-- THE PROBLEM --
Gather the lines that hold the string "from".

-- DATA ROWS --
## START

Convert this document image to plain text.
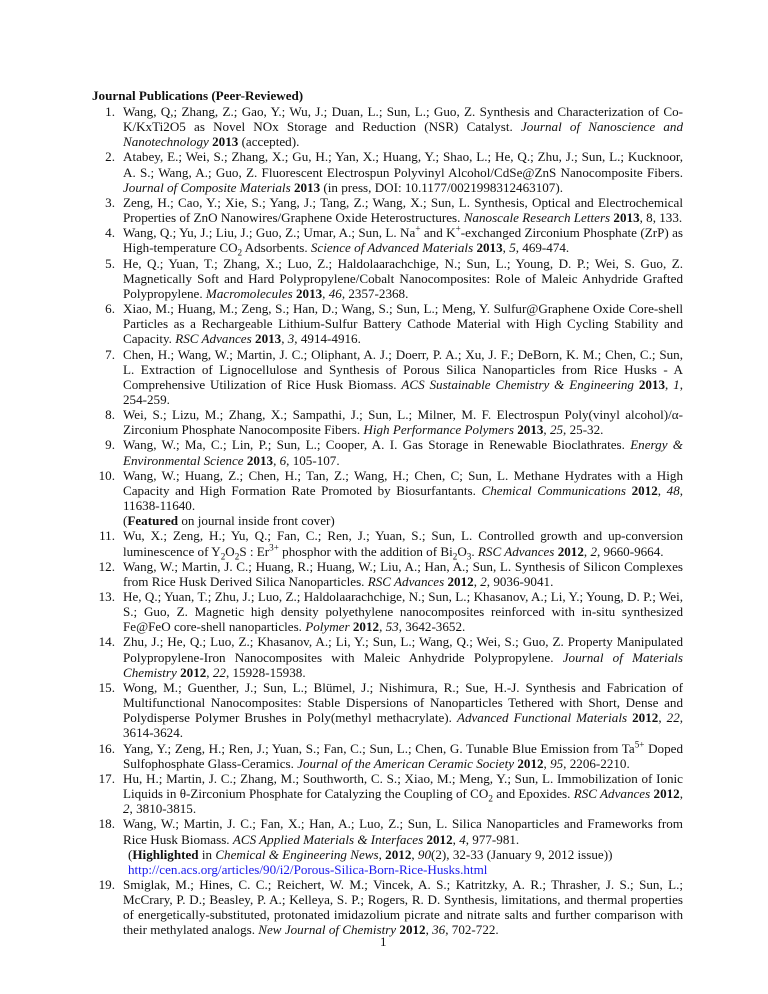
Journal Publications (Peer-Reviewed)
1. Wang, Q,; Zhang, Z.; Gao, Y.; Wu, J.; Duan, L.; Sun, L.; Guo, Z. Synthesis and Characterization of Co-K/KxTi2O5 as Novel NOx Storage and Reduction (NSR) Catalyst. Journal of Nanoscience and Nanotechnology 2013 (accepted).
2. Atabey, E.; Wei, S.; Zhang, X.; Gu, H.; Yan, X.; Huang, Y.; Shao, L.; He, Q.; Zhu, J.; Sun, L.; Kucknoor, A. S.; Wang, A.; Guo, Z. Fluorescent Electrospun Polyvinyl Alcohol/CdSe@ZnS Nanocomposite Fibers. Journal of Composite Materials 2013 (in press, DOI: 10.1177/0021998312463107).
3. Zeng, H.; Cao, Y.; Xie, S.; Yang, J.; Tang, Z.; Wang, X.; Sun, L. Synthesis, Optical and Electrochemical Properties of ZnO Nanowires/Graphene Oxide Heterostructures. Nanoscale Research Letters 2013, 8, 133.
4. Wang, Q.; Yu, J.; Liu, J.; Guo, Z.; Umar, A.; Sun, L. Na+ and K+-exchanged Zirconium Phosphate (ZrP) as High-temperature $CO_2$ Adsorbents. Science of Advanced Materials 2013, 5, 469-474.
5. He, Q.; Yuan, T.; Zhang, X.; Luo, Z.; Haldolaarachchige, N.; Sun, L.; Young, D. P.; Wei, S. Guo, Z. Magnetically Soft and Hard Polypropylene/Cobalt Nanocomposites: Role of Maleic Anhydride Grafted Polypropylene. Macromolecules 2013, 46, 2357-2368.
6. Xiao, M.; Huang, M.; Zeng, S.; Han, D.; Wang, S.; Sun, L.; Meng, Y. Sulfur@Graphene Oxide Core-shell Particles as a Rechargeable Lithium-Sulfur Battery Cathode Material with High Cycling Stability and Capacity. RSC Advances 2013, 3, 4914-4916.
7. Chen, H.; Wang, W.; Martin, J. C.; Oliphant, A. J.; Doerr, P. A.; Xu, J. F.; DeBorn, K. M.; Chen, C.; Sun, L. Extraction of Lignocellulose and Synthesis of Porous Silica Nanoparticles from Rice Husks - A Comprehensive Utilization of Rice Husk Biomass. ACS Sustainable Chemistry & Engineering 2013, 1, 254-259.
8. Wei, S.; Lizu, M.; Zhang, X.; Sampathi, J.; Sun, L.; Milner, M. F. Electrospun Poly(vinyl alcohol)/α-Zirconium Phosphate Nanocomposite Fibers. High Performance Polymers 2013, 25, 25-32.
9. Wang, W.; Ma, C.; Lin, P.; Sun, L.; Cooper, A. I. Gas Storage in Renewable Bioclathrates. Energy & Environmental Science 2013, 6, 105-107.
10. Wang, W.; Huang, Z.; Chen, H.; Tan, Z.; Wang, H.; Chen, C; Sun, L. Methane Hydrates with a High Capacity and High Formation Rate Promoted by Biosurfantants. Chemical Communications 2012, 48, 11638-11640.
(Featured on journal inside front cover)
11. Wu, X.; Zeng, H.; Yu, Q.; Fan, C.; Ren, J.; Yuan, S.; Sun, L. Controlled growth and up-conversion luminescence of $Y_2O_2S$ : $Er^{3+}$ phosphor with the addition of $Bi_2O_3$. RSC Advances 2012, 2, 9660-9664.
12. Wang, W.; Martin, J. C.; Huang, R.; Huang, W.; Liu, A.; Han, A.; Sun, L. Synthesis of Silicon Complexes from Rice Husk Derived Silica Nanoparticles. RSC Advances 2012, 2, 9036-9041.
13. He, Q.; Yuan, T.; Zhu, J.; Luo, Z.; Haldolaarachchige, N.; Sun, L.; Khasanov, A.; Li, Y.; Young, D. P.; Wei, S.; Guo, Z. Magnetic high density polyethylene nanocomposites reinforced with in-situ synthesized Fe@FeO core-shell nanoparticles. Polymer 2012, 53, 3642-3652.
14. Zhu, J.; He, Q.; Luo, Z.; Khasanov, A.; Li, Y.; Sun, L.; Wang, Q.; Wei, S.; Guo, Z. Property Manipulated Polypropylene-Iron Nanocomposites with Maleic Anhydride Polypropylene. Journal of Materials Chemistry 2012, 22, 15928-15938.
15. Wong, M.; Guenther, J.; Sun, L.; Blümel, J.; Nishimura, R.; Sue, H.-J. Synthesis and Fabrication of Multifunctional Nanocomposites: Stable Dispersions of Nanoparticles Tethered with Short, Dense and Polydisperse Polymer Brushes in Poly(methyl methacrylate). Advanced Functional Materials 2012, 22, 3614-3624.
16. Yang, Y.; Zeng, H.; Ren, J.; Yuan, S.; Fan, C.; Sun, L.; Chen, G. Tunable Blue Emission from $Ta^{5+}$ Doped Sulfophosphate Glass-Ceramics. Journal of the American Ceramic Society 2012, 95, 2206-2210.
17. Hu, H.; Martin, J. C.; Zhang, M.; Southworth, C. S.; Xiao, M.; Meng, Y.; Sun, L. Immobilization of Ionic Liquids in θ-Zirconium Phosphate for Catalyzing the Coupling of $CO_2$ and Epoxides. RSC Advances 2012, 2, 3810-3815.
18. Wang, W.; Martin, J. C.; Fan, X.; Han, A.; Luo, Z.; Sun, L. Silica Nanoparticles and Frameworks from Rice Husk Biomass. ACS Applied Materials & Interfaces 2012, 4, 977-981.
(Highlighted in Chemical & Engineering News, 2012, 90(2), 32-33 (January 9, 2012 issue))
http://cen.acs.org/articles/90/i2/Porous-Silica-Born-Rice-Husks.html
19. Smiglak, M.; Hines, C. C.; Reichert, W. M.; Vincek, A. S.; Katritzky, A. R.; Thrasher, J. S.; Sun, L.; McCrary, P. D.; Beasley, P. A.; Kelleya, S. P.; Rogers, R. D. Synthesis, limitations, and thermal properties of energetically-substituted, protonated imidazolium picrate and nitrate salts and further comparison with their methylated analogs. New Journal of Chemistry 2012, 36, 702-722.
1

## END

-- WRITTEN ANSWER --
7. Chen, H.; Wang, W.; Martin, J. C.; Oliphant, A. J.; Doerr, P. A.; Xu, J. F.; DeBorn, K. M.; Chen, C.; Sun, L. Extraction of Lignocellulose and Synthesis of Porous Silica Nanoparticles from Rice Husks - A Comprehensive Utilization of Rice Husk Biomass. ACS Sustainable Chemistry & Engineering 2013, 1, 254-259.
12. Wang, W.; Martin, J. C.; Huang, R.; Huang, W.; Liu, A.; Han, A.; Sun, L. Synthesis of Silicon Complexes from Rice Husk Derived Silica Nanoparticles. RSC Advances 2012, 2, 9036-9041.
16. Yang, Y.; Zeng, H.; Ren, J.; Yuan, S.; Fan, C.; Sun, L.; Chen, G. Tunable Blue Emission from $Ta^{5+}$ Doped Sulfophosphate Glass-Ceramics. Journal of the American Ceramic Society 2012, 95, 2206-2210.
18. Wang, W.; Martin, J. C.; Fan, X.; Han, A.; Luo, Z.; Sun, L. Silica Nanoparticles and Frameworks from Rice Husk Biomass. ACS Applied Materials & Interfaces 2012, 4, 977-981.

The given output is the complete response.